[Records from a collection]
━━━━━━━━━━━━━━━━━━━━

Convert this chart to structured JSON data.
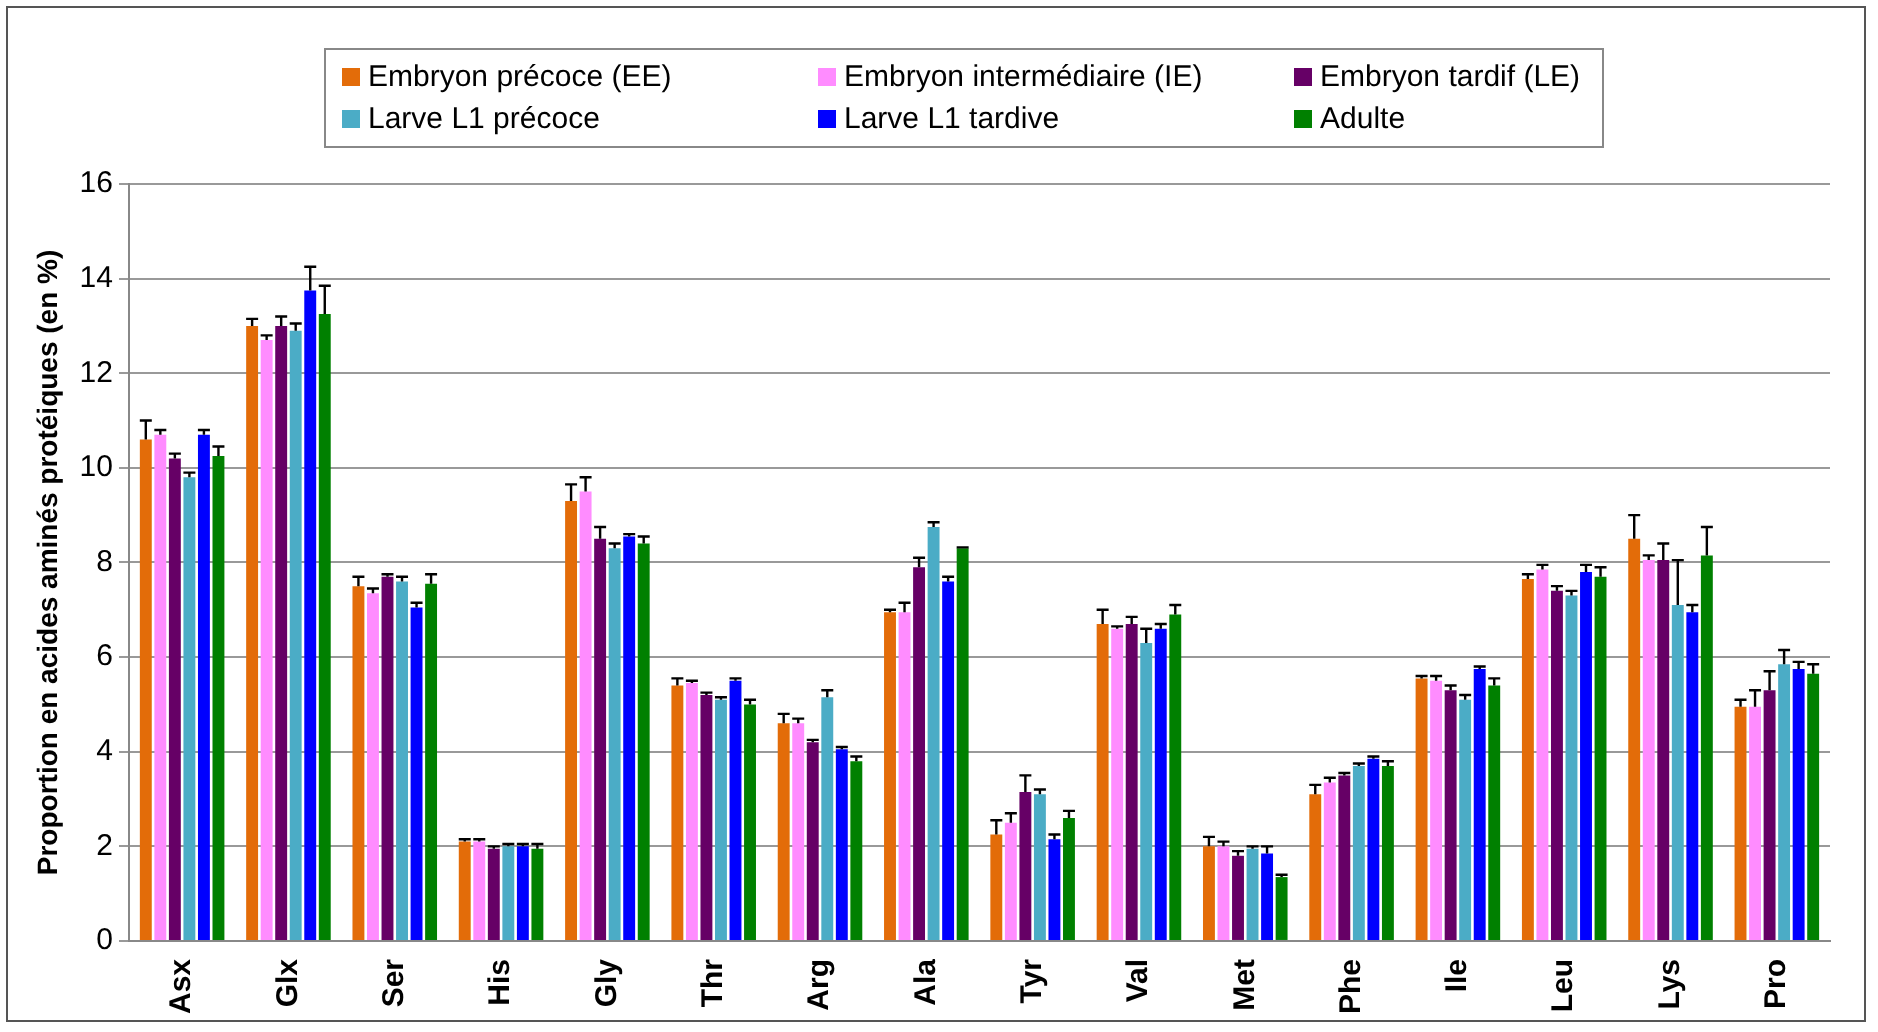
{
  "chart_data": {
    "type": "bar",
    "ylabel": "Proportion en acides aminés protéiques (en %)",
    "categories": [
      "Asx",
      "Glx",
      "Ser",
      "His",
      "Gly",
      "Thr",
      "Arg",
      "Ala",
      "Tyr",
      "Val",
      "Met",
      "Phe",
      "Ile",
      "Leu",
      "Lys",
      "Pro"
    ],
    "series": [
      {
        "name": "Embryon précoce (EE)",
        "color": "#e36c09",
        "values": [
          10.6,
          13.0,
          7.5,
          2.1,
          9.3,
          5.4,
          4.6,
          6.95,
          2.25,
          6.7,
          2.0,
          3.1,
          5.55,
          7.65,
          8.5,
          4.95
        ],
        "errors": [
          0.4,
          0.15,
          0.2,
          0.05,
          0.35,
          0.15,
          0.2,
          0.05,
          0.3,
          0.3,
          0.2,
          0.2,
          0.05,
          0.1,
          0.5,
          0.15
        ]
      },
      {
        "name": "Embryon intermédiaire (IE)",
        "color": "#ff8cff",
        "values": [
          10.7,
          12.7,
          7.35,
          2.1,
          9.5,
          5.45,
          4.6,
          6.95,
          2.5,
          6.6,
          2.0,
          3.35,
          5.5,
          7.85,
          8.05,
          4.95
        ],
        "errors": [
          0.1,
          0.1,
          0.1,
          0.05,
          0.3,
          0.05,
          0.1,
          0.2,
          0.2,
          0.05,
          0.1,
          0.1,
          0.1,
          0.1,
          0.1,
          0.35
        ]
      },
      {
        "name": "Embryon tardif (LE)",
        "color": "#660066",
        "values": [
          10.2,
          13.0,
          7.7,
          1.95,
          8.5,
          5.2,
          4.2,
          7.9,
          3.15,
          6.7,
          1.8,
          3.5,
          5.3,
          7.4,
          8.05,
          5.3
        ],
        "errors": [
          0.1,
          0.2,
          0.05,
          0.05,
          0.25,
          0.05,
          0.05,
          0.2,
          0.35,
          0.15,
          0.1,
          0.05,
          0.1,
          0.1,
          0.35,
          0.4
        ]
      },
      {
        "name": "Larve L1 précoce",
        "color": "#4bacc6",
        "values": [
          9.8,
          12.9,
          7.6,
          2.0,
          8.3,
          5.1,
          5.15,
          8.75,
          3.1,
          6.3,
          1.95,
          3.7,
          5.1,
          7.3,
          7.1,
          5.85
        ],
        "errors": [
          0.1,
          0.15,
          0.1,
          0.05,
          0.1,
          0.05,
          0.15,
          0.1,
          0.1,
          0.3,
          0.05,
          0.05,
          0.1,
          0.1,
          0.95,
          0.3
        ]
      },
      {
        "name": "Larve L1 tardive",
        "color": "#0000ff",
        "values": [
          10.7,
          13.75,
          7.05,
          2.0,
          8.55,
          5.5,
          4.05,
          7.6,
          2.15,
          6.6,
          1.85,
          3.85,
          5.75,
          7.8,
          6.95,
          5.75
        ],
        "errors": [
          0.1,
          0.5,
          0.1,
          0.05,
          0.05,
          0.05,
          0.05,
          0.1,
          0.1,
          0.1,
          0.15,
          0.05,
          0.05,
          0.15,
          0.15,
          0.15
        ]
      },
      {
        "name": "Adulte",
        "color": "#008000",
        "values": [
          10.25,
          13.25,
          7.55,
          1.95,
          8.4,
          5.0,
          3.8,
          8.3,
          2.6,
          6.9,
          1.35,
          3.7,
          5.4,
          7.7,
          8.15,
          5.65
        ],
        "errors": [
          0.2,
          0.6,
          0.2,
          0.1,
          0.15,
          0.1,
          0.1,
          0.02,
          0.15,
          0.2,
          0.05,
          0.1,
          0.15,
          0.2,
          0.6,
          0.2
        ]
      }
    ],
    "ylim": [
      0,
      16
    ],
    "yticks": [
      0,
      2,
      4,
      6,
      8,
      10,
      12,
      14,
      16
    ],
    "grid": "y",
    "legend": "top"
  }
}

━━━━━━━━━━━━━━━━━━━━

■ THE EXERCISE: Find every line that has "name" in it, then return those lines.

■ SOLUTION TO THIS EXERCISE:
        "name": "Embryon précoce (EE)",
        "name": "Embryon intermédiaire (IE)",
        "name": "Embryon tardif (LE)",
        "name": "Larve L1 précoce",
        "name": "Larve L1 tardive",
        "name": "Adulte",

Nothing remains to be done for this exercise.